## RECORD LIST:
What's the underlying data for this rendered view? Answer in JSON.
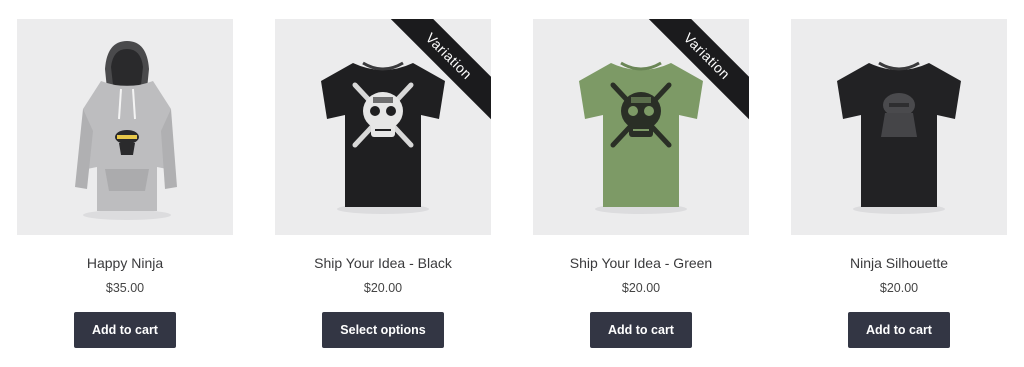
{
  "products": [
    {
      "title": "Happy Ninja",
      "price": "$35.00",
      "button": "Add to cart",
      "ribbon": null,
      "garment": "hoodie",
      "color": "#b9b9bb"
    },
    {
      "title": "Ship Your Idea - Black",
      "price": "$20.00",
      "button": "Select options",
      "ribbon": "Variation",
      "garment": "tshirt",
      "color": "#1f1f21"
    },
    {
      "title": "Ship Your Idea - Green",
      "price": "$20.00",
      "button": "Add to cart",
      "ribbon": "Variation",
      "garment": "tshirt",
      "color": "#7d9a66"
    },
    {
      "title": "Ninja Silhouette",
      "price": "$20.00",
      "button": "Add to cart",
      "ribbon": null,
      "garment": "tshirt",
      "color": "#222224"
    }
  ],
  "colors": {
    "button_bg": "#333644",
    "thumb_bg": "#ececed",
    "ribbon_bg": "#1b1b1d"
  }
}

==

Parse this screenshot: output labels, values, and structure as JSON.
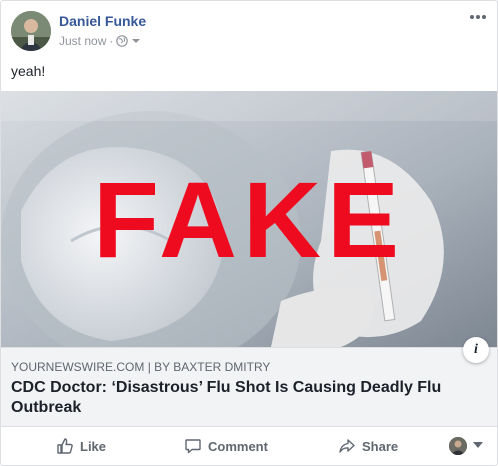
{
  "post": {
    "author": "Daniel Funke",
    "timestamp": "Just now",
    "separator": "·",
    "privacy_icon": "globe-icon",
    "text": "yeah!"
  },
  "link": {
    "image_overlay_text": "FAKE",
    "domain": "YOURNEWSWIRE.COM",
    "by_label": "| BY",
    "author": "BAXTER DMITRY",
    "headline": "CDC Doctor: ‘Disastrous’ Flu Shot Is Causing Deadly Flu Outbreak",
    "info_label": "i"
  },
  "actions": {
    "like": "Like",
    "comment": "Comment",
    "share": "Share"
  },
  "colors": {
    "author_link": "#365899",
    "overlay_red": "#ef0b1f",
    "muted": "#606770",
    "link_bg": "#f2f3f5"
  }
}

## SET TASK:
Each line that contains the word "this" counts toward the total; give only that total.

## TASK SOLUTION:
2